[Stored entries]
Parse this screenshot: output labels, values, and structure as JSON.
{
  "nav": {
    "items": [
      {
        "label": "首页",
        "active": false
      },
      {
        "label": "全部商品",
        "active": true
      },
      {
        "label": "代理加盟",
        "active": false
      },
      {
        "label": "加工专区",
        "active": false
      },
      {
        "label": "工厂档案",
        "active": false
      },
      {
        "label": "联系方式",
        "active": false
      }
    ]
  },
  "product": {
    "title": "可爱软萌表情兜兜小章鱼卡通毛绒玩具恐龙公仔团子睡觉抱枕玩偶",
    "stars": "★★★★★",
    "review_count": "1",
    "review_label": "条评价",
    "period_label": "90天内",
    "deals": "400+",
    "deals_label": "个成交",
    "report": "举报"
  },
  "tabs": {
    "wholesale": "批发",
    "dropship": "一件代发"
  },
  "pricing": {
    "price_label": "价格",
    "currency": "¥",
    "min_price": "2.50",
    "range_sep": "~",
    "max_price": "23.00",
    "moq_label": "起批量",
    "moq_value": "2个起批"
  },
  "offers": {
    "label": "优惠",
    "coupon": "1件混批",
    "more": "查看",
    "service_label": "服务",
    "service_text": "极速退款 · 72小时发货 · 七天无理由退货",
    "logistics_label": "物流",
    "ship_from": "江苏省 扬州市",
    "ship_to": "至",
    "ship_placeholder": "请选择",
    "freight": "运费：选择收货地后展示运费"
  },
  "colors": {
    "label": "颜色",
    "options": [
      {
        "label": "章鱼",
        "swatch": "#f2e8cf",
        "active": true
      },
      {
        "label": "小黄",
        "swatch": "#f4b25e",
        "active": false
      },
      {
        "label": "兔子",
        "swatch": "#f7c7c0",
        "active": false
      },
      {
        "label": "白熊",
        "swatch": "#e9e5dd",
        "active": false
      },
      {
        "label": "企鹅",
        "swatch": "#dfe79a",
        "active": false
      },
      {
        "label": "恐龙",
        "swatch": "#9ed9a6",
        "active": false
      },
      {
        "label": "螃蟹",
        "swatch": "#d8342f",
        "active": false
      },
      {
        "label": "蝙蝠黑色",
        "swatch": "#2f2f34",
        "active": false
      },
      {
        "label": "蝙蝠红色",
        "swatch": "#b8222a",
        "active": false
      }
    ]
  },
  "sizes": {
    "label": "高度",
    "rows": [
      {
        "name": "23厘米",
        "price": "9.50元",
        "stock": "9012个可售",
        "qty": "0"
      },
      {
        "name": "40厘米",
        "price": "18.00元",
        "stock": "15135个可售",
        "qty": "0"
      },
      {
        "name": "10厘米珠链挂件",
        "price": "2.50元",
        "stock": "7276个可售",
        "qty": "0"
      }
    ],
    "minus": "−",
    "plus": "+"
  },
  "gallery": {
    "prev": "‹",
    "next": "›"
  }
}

## AIM OF THE TASK
Would you reproduce all the entries exactly?

## SOLUTION TO THIS PROBLEM
Parse this screenshot: output labels, values, and structure as JSON.
{
  "nav": {
    "items": [
      {
        "label": "首页",
        "active": false
      },
      {
        "label": "全部商品",
        "active": true
      },
      {
        "label": "代理加盟",
        "active": false
      },
      {
        "label": "加工专区",
        "active": false
      },
      {
        "label": "工厂档案",
        "active": false
      },
      {
        "label": "联系方式",
        "active": false
      }
    ]
  },
  "product": {
    "title": "可爱软萌表情兜兜小章鱼卡通毛绒玩具恐龙公仔团子睡觉抱枕玩偶",
    "stars": "★★★★★",
    "review_count": "1",
    "review_label": "条评价",
    "period_label": "90天内",
    "deals": "400+",
    "deals_label": "个成交",
    "report": "举报"
  },
  "tabs": {
    "wholesale": "批发",
    "dropship": "一件代发"
  },
  "pricing": {
    "price_label": "价格",
    "currency": "¥",
    "min_price": "2.50",
    "range_sep": "~",
    "max_price": "23.00",
    "moq_label": "起批量",
    "moq_value": "2个起批"
  },
  "offers": {
    "label": "优惠",
    "coupon": "1件混批",
    "more": "查看",
    "service_label": "服务",
    "service_text": "极速退款 · 72小时发货 · 七天无理由退货",
    "logistics_label": "物流",
    "ship_from": "江苏省 扬州市",
    "ship_to": "至",
    "ship_placeholder": "请选择",
    "freight": "运费：选择收货地后展示运费"
  },
  "colors": {
    "label": "颜色",
    "options": [
      {
        "label": "章鱼",
        "swatch": "#f2e8cf",
        "active": true
      },
      {
        "label": "小黄",
        "swatch": "#f4b25e",
        "active": false
      },
      {
        "label": "兔子",
        "swatch": "#f7c7c0",
        "active": false
      },
      {
        "label": "白熊",
        "swatch": "#e9e5dd",
        "active": false
      },
      {
        "label": "企鹅",
        "swatch": "#dfe79a",
        "active": false
      },
      {
        "label": "恐龙",
        "swatch": "#9ed9a6",
        "active": false
      },
      {
        "label": "螃蟹",
        "swatch": "#d8342f",
        "active": false
      },
      {
        "label": "蝙蝠黑色",
        "swatch": "#2f2f34",
        "active": false
      },
      {
        "label": "蝙蝠红色",
        "swatch": "#b8222a",
        "active": false
      }
    ]
  },
  "sizes": {
    "label": "高度",
    "rows": [
      {
        "name": "23厘米",
        "price": "9.50元",
        "stock": "9012个可售",
        "qty": "0"
      },
      {
        "name": "40厘米",
        "price": "18.00元",
        "stock": "15135个可售",
        "qty": "0"
      },
      {
        "name": "10厘米珠链挂件",
        "price": "2.50元",
        "stock": "7276个可售",
        "qty": "0"
      }
    ],
    "minus": "−",
    "plus": "+"
  },
  "gallery": {
    "prev": "‹",
    "next": "›"
  }
}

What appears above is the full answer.